## start DATA LINES

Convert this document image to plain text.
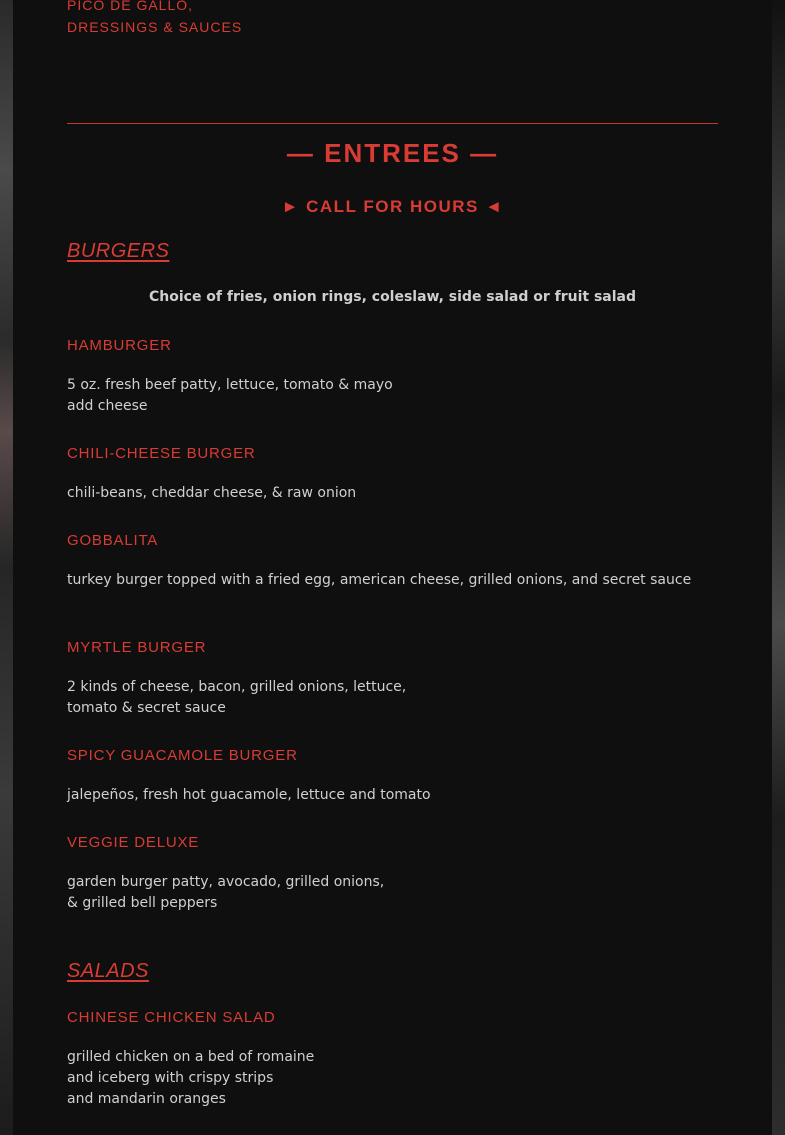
PICO DE GALLO,
DRESSINGS & SAUCES
— ENTREES —
► CALL FOR HOURS ◄
BURGERS
Choice of fries, onion rings, coleslaw, side salad or fruit salad
HAMBURGER
5 oz. fresh beef patty, lettuce, tomato & mayo
add cheese
CHILI-CHEESE BURGER
chili-beans, cheddar cheese, & raw onion
GOBBALITA
turkey burger topped with a fried egg, american cheese, grilled onions, and secret sauce
MYRTLE BURGER
2 kinds of cheese, bacon, grilled onions, lettuce,
tomato & secret sauce
SPICY GUACAMOLE BURGER
jalepeños, fresh hot guacamole, lettuce and tomato
VEGGIE DELUXE
garden burger patty, avocado, grilled onions,
& grilled bell peppers
SALADS
CHINESE CHICKEN SALAD
grilled chicken on a bed of romaine
and iceberg with crispy strips
and mandarin oranges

## end DATA LINES

=== WORK REQUIRED ===
Reproduce every record word for word. The copy must contain no pictures.

=== TASK RESPONSE ===
Convert this document image to plain text.
PICO DE GALLO,
DRESSINGS & SAUCES
— ENTREES —
► CALL FOR HOURS ◄
BURGERS
Choice of fries, onion rings, coleslaw, side salad or fruit salad
HAMBURGER
5 oz. fresh beef patty, lettuce, tomato & mayo
add cheese
CHILI-CHEESE BURGER
chili-beans, cheddar cheese, & raw onion
GOBBALITA
turkey burger topped with a fried egg, american cheese, grilled onions, and secret sauce
MYRTLE BURGER
2 kinds of cheese, bacon, grilled onions, lettuce,
tomato & secret sauce
SPICY GUACAMOLE BURGER
jalepeños, fresh hot guacamole, lettuce and tomato
VEGGIE DELUXE
garden burger patty, avocado, grilled onions,
& grilled bell peppers
SALADS
CHINESE CHICKEN SALAD
grilled chicken on a bed of romaine
and iceberg with crispy strips
and mandarin oranges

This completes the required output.